Can you write out all the lines word for word, with no pictures?

[Begin]

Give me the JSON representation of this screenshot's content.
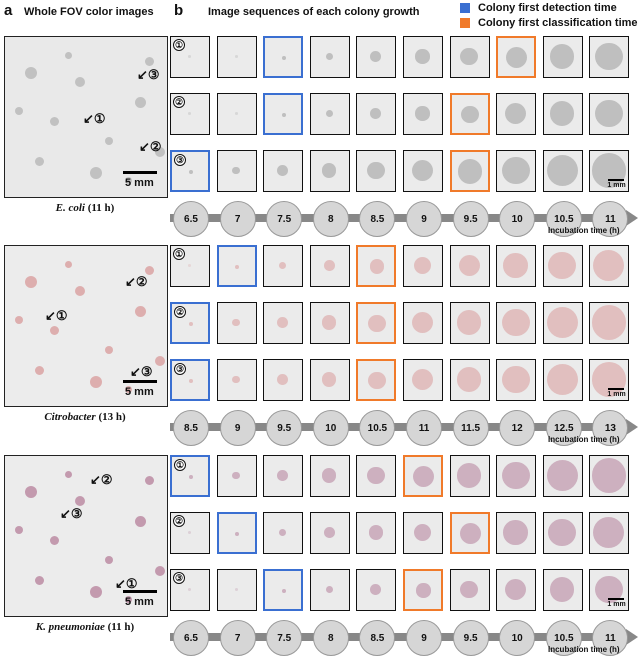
{
  "panel_a_letter": "a",
  "panel_b_letter": "b",
  "panel_a_header": "Whole FOV color images",
  "panel_b_header": "Image sequences of each colony growth",
  "legend": {
    "detection_label": "Colony first detection time",
    "classification_label": "Colony first classification time",
    "detection_color": "#3a6fd1",
    "classification_color": "#f07a2a"
  },
  "scale_fov": "5 mm",
  "scale_cell": "1 mm",
  "incubation_label": "Incubation time (h)",
  "colony_labels": [
    "①",
    "②",
    "③"
  ],
  "groups": [
    {
      "species": "E. coli",
      "time_suffix": "(11 h)",
      "times": [
        "6.5",
        "7",
        "7.5",
        "8",
        "8.5",
        "9",
        "9.5",
        "10",
        "10.5",
        "11"
      ],
      "detection_index": [
        2,
        2,
        0
      ],
      "classification_index": [
        7,
        6,
        6
      ],
      "colony_color": "#9a9a9a",
      "bg_color": "#e9e9e9"
    },
    {
      "species": "Citrobacter",
      "time_suffix": "(13 h)",
      "times": [
        "8.5",
        "9",
        "9.5",
        "10",
        "10.5",
        "11",
        "11.5",
        "12",
        "12.5",
        "13"
      ],
      "detection_index": [
        1,
        0,
        0
      ],
      "classification_index": [
        4,
        4,
        4
      ],
      "colony_color": "#d89a9a",
      "bg_color": "#ececec"
    },
    {
      "species": "K. pneumoniae",
      "time_suffix": "(11 h)",
      "times": [
        "6.5",
        "7",
        "7.5",
        "8",
        "8.5",
        "9",
        "9.5",
        "10",
        "10.5",
        "11"
      ],
      "detection_index": [
        0,
        1,
        2
      ],
      "classification_index": [
        5,
        6,
        5
      ],
      "colony_color": "#b57f9a",
      "bg_color": "#ececec"
    }
  ]
}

[End]

▶ _Written reply_:
Give me the JSON representation of this screenshot's content.
{
  "panel_a_letter": "a",
  "panel_b_letter": "b",
  "panel_a_header": "Whole FOV color images",
  "panel_b_header": "Image sequences of each colony growth",
  "legend": {
    "detection_label": "Colony first detection time",
    "classification_label": "Colony first classification time",
    "detection_color": "#3a6fd1",
    "classification_color": "#f07a2a"
  },
  "scale_fov": "5 mm",
  "scale_cell": "1 mm",
  "incubation_label": "Incubation time (h)",
  "colony_labels": [
    "①",
    "②",
    "③"
  ],
  "groups": [
    {
      "species": "E. coli",
      "time_suffix": "(11 h)",
      "times": [
        "6.5",
        "7",
        "7.5",
        "8",
        "8.5",
        "9",
        "9.5",
        "10",
        "10.5",
        "11"
      ],
      "detection_index": [
        2,
        2,
        0
      ],
      "classification_index": [
        7,
        6,
        6
      ],
      "colony_color": "#9a9a9a",
      "bg_color": "#e9e9e9"
    },
    {
      "species": "Citrobacter",
      "time_suffix": "(13 h)",
      "times": [
        "8.5",
        "9",
        "9.5",
        "10",
        "10.5",
        "11",
        "11.5",
        "12",
        "12.5",
        "13"
      ],
      "detection_index": [
        1,
        0,
        0
      ],
      "classification_index": [
        4,
        4,
        4
      ],
      "colony_color": "#d89a9a",
      "bg_color": "#ececec"
    },
    {
      "species": "K. pneumoniae",
      "time_suffix": "(11 h)",
      "times": [
        "6.5",
        "7",
        "7.5",
        "8",
        "8.5",
        "9",
        "9.5",
        "10",
        "10.5",
        "11"
      ],
      "detection_index": [
        0,
        1,
        2
      ],
      "classification_index": [
        5,
        6,
        5
      ],
      "colony_color": "#b57f9a",
      "bg_color": "#ececec"
    }
  ]
}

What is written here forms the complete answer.